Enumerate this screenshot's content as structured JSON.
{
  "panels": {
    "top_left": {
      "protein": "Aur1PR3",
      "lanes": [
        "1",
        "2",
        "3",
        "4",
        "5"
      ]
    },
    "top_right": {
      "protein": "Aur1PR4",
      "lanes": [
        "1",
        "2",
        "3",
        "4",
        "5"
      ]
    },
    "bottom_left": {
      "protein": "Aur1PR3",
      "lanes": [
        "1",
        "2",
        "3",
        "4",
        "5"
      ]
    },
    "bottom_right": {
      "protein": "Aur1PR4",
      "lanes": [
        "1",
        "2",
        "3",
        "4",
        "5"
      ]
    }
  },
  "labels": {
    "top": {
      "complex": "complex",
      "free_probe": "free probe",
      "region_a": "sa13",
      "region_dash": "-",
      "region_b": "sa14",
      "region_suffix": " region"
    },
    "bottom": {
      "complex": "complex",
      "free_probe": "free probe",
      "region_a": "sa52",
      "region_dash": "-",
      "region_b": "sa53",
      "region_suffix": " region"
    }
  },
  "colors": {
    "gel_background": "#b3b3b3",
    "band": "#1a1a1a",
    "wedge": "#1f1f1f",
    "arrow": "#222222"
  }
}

_Task description_: When you answer, retype all of the material exactly as it appears above.

_Worked solution_:
Enumerate this screenshot's content as structured JSON.
{
  "panels": {
    "top_left": {
      "protein": "Aur1PR3",
      "lanes": [
        "1",
        "2",
        "3",
        "4",
        "5"
      ]
    },
    "top_right": {
      "protein": "Aur1PR4",
      "lanes": [
        "1",
        "2",
        "3",
        "4",
        "5"
      ]
    },
    "bottom_left": {
      "protein": "Aur1PR3",
      "lanes": [
        "1",
        "2",
        "3",
        "4",
        "5"
      ]
    },
    "bottom_right": {
      "protein": "Aur1PR4",
      "lanes": [
        "1",
        "2",
        "3",
        "4",
        "5"
      ]
    }
  },
  "labels": {
    "top": {
      "complex": "complex",
      "free_probe": "free probe",
      "region_a": "sa13",
      "region_dash": "-",
      "region_b": "sa14",
      "region_suffix": " region"
    },
    "bottom": {
      "complex": "complex",
      "free_probe": "free probe",
      "region_a": "sa52",
      "region_dash": "-",
      "region_b": "sa53",
      "region_suffix": " region"
    }
  },
  "colors": {
    "gel_background": "#b3b3b3",
    "band": "#1a1a1a",
    "wedge": "#1f1f1f",
    "arrow": "#222222"
  }
}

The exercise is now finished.